<<<<

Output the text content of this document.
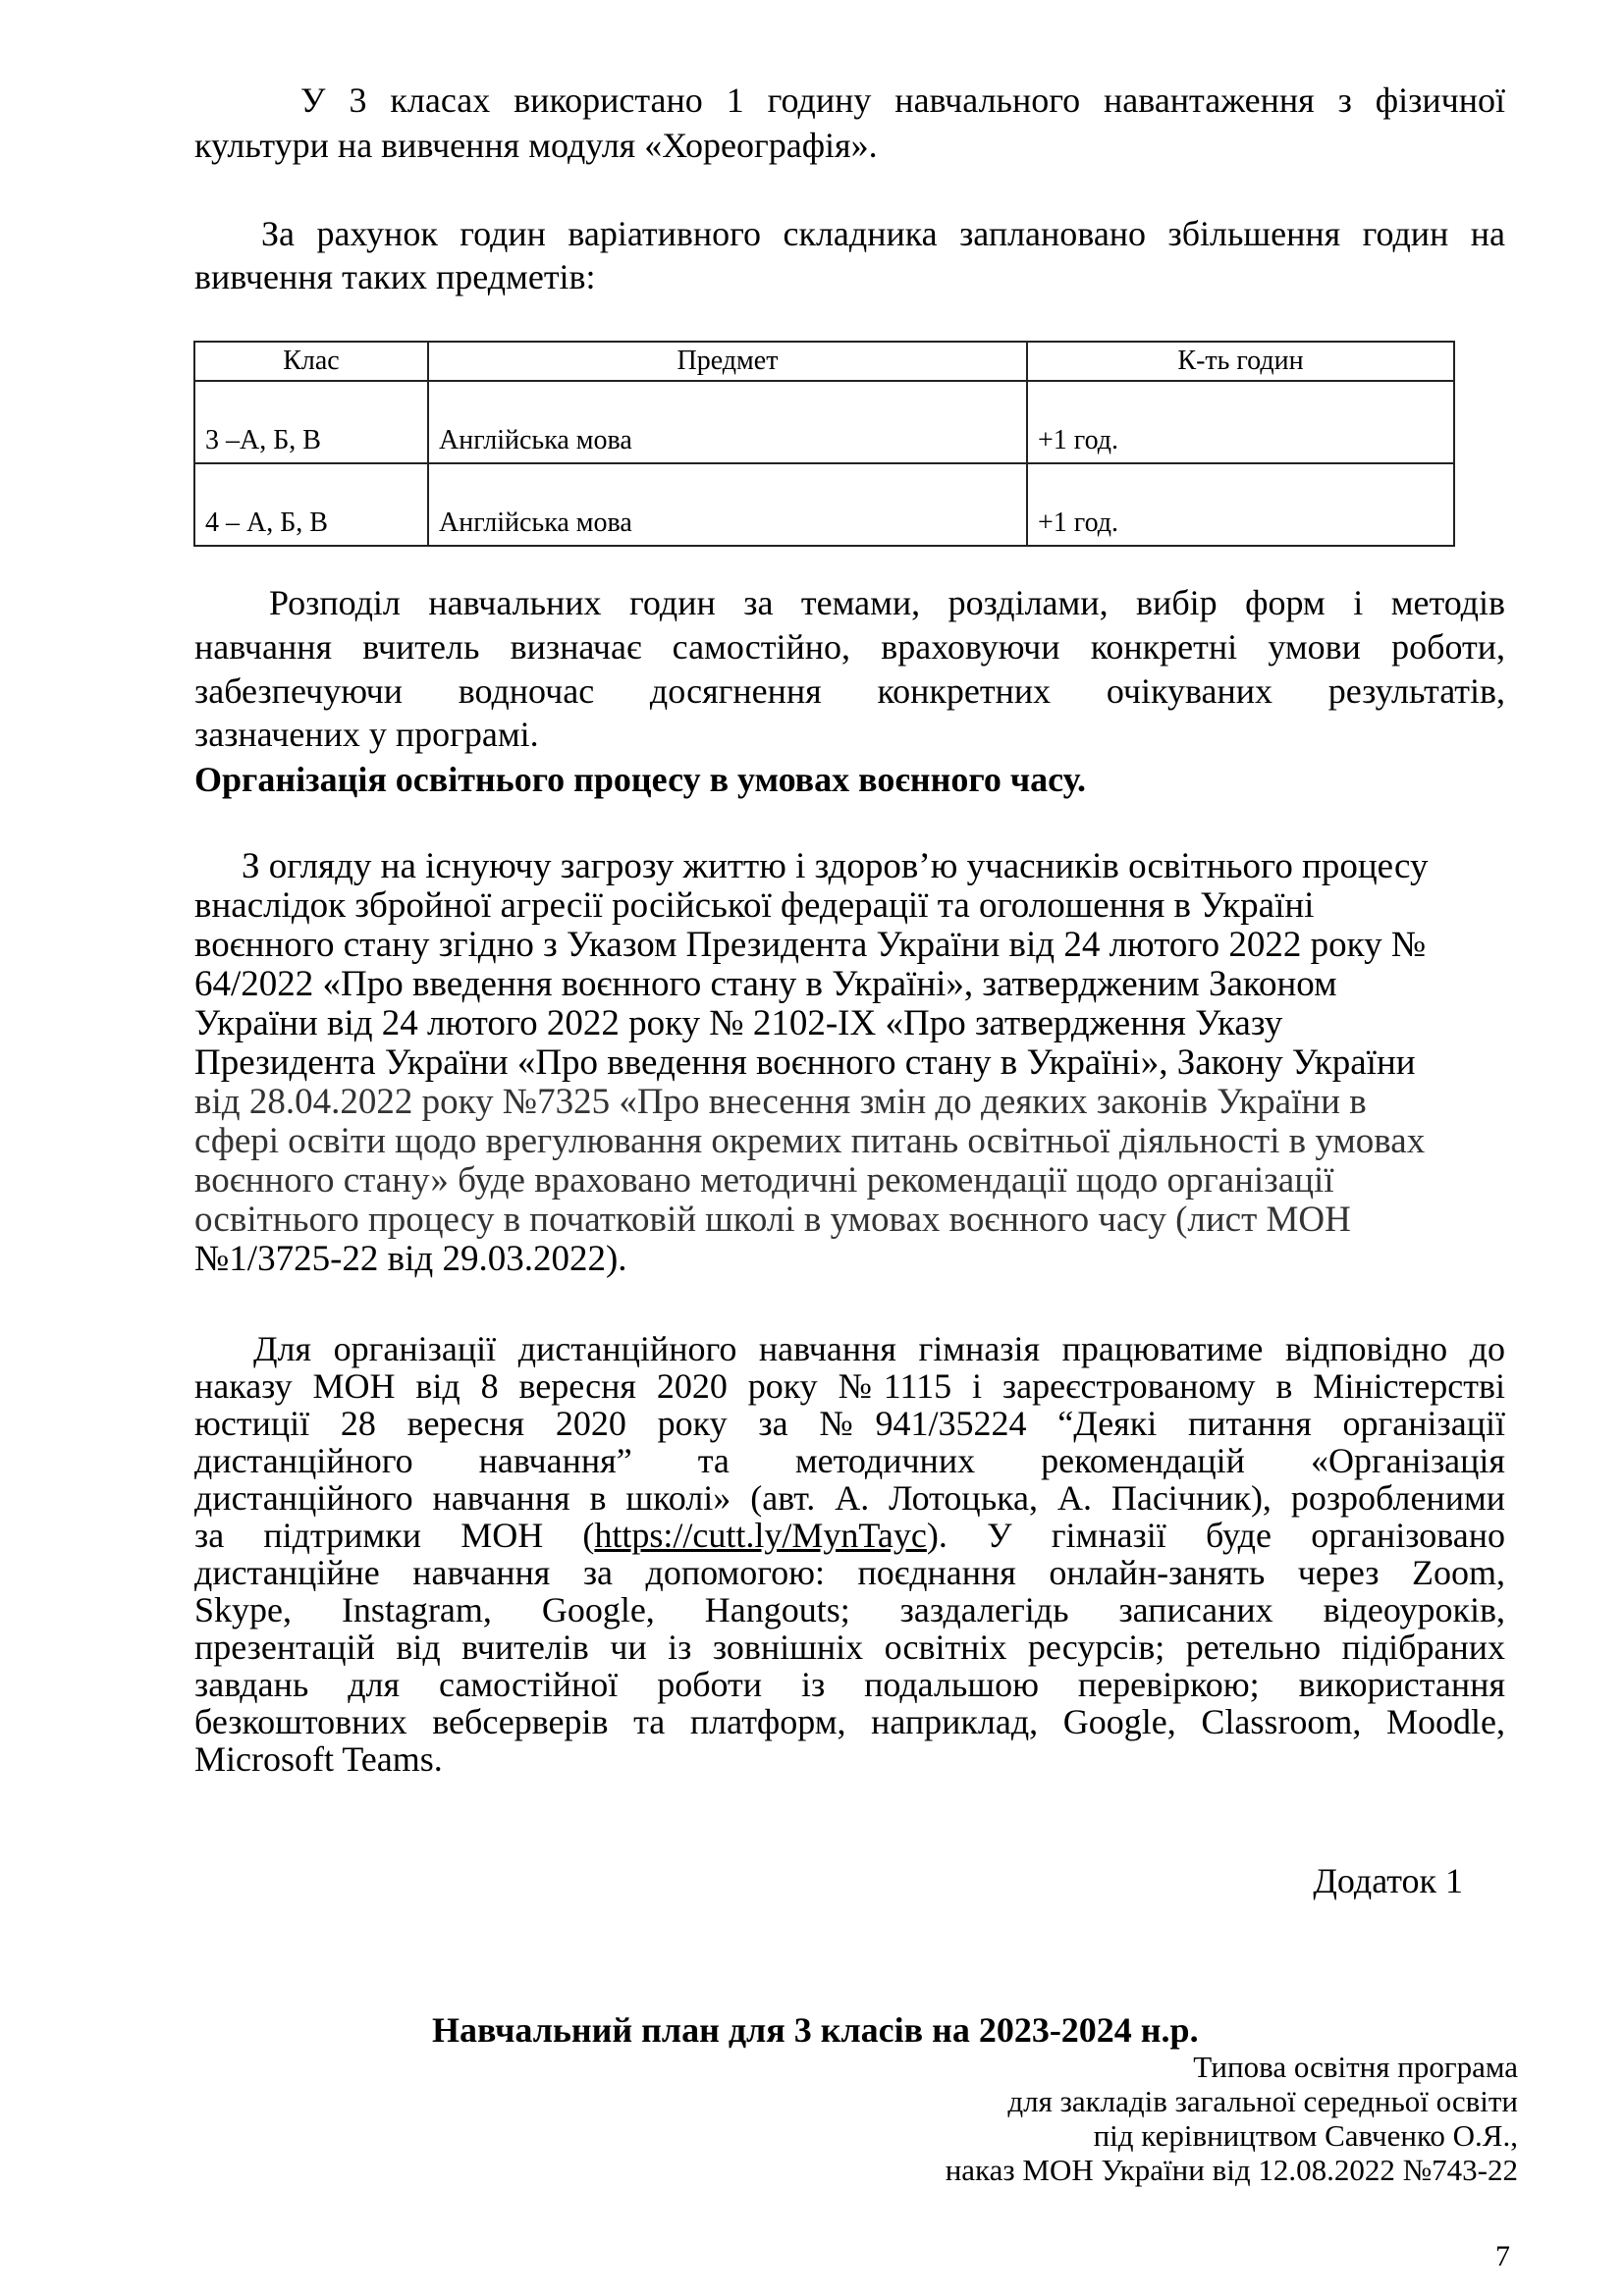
У 3 класах використано 1 годину навчального навантаження з фізичної
культури на вивчення модуля «Хореографія».
За рахунок годин варіативного складника заплановано збільшення годин на
вивчення таких предметів:
Клас	Предмет	К-ть годин
3 –А, Б, В	Англійська мова	+1 год.
4 – А, Б, В	Англійська мова	+1 год.
Розподіл навчальних годин за темами, розділами, вибір форм і методів
навчання вчитель визначає самостійно, враховуючи конкретні умови роботи,
забезпечуючи водночас досягнення конкретних очікуваних результатів,
зазначених у програмі.
Організація освітнього процесу в умовах воєнного часу.
З огляду на існуючу загрозу життю і здоров’ю учасників освітнього процесу
внаслідок збройної агресії російської федерації та оголошення в Україні
воєнного стану згідно з Указом Президента України від 24 лютого 2022 року №
64/2022 «Про введення воєнного стану в Україні», затвердженим Законом
України від 24 лютого 2022 року № 2102-IX «Про затвердження Указу
Президента України «Про введення воєнного стану в Україні», Закону України
від 28.04.2022 року №7325 «Про внесення змін до деяких законів України в
сфері освіти щодо врегулювання окремих питань освітньої діяльності в умовах
воєнного стану» буде враховано методичні рекомендації щодо організації
освітнього процесу в початковій школі в умовах воєнного часу (лист МОН
№1/3725-22 від 29.03.2022).
Для організації дистанційного навчання гімназія працюватиме відповідно до
наказу МОН від 8 вересня 2020 року №1115 і зареєстрованому в Міністерстві
юстиції 28 вересня 2020 року за №941/35224 “Деякі питання організації
дистанційного навчання” та методичних рекомендацій «Організація
дистанційного навчання в школі» (авт. А. Лотоцька, А. Пасічник), розробленими
за підтримки МОН (https://cutt.ly/MynTayc). У гімназії буде організовано
дистанційне навчання за допомогою: поєднання онлайн-занять через Zoom,
Skype, Instagram, Google, Hangouts; заздалегідь записаних відеоуроків,
презентацій від вчителів чи із зовнішніх освітніх ресурсів; ретельно підібраних
завдань для самостійної роботи із подальшою перевіркою; використання
безкоштовних вебсерверів та платформ, наприклад, Google, Classroom, Moodle,
Microsoft Teams.
Додаток 1
Навчальний план для 3 класів на 2023-2024 н.р.
Типова освітня програма
для закладів загальної середньої освіти
під керівництвом Савченко О.Я.,
наказ МОН України від 12.08.2022 №743-22
7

>>>>

What is required — From the listing, extract all text exactly as given and drop any picture.

Finished task —
Output the text content of this document.
У 3 класах використано 1 годину навчального навантаження з фізичної
культури на вивчення модуля «Хореографія».
За рахунок годин варіативного складника заплановано збільшення годин на
вивчення таких предметів:
Клас	Предмет	К-ть годин
3 –А, Б, В	Англійська мова	+1 год.
4 – А, Б, В	Англійська мова	+1 год.
Розподіл навчальних годин за темами, розділами, вибір форм і методів
навчання вчитель визначає самостійно, враховуючи конкретні умови роботи,
забезпечуючи водночас досягнення конкретних очікуваних результатів,
зазначених у програмі.
Організація освітнього процесу в умовах воєнного часу.
З огляду на існуючу загрозу життю і здоров’ю учасників освітнього процесу
внаслідок збройної агресії російської федерації та оголошення в Україні
воєнного стану згідно з Указом Президента України від 24 лютого 2022 року №
64/2022 «Про введення воєнного стану в Україні», затвердженим Законом
України від 24 лютого 2022 року № 2102-IX «Про затвердження Указу
Президента України «Про введення воєнного стану в Україні», Закону України
від 28.04.2022 року №7325 «Про внесення змін до деяких законів України в
сфері освіти щодо врегулювання окремих питань освітньої діяльності в умовах
воєнного стану» буде враховано методичні рекомендації щодо організації
освітнього процесу в початковій школі в умовах воєнного часу (лист МОН
№1/3725-22 від 29.03.2022).
Для організації дистанційного навчання гімназія працюватиме відповідно до
наказу МОН від 8 вересня 2020 року №1115 і зареєстрованому в Міністерстві
юстиції 28 вересня 2020 року за №941/35224 “Деякі питання організації
дистанційного навчання” та методичних рекомендацій «Організація
дистанційного навчання в школі» (авт. А. Лотоцька, А. Пасічник), розробленими
за підтримки МОН (https://cutt.ly/MynTayc). У гімназії буде організовано
дистанційне навчання за допомогою: поєднання онлайн-занять через Zoom,
Skype, Instagram, Google, Hangouts; заздалегідь записаних відеоуроків,
презентацій від вчителів чи із зовнішніх освітніх ресурсів; ретельно підібраних
завдань для самостійної роботи із подальшою перевіркою; використання
безкоштовних вебсерверів та платформ, наприклад, Google, Classroom, Moodle,
Microsoft Teams.
Додаток 1
Навчальний план для 3 класів на 2023-2024 н.р.
Типова освітня програма
для закладів загальної середньої освіти
під керівництвом Савченко О.Я.,
наказ МОН України від 12.08.2022 №743-22
7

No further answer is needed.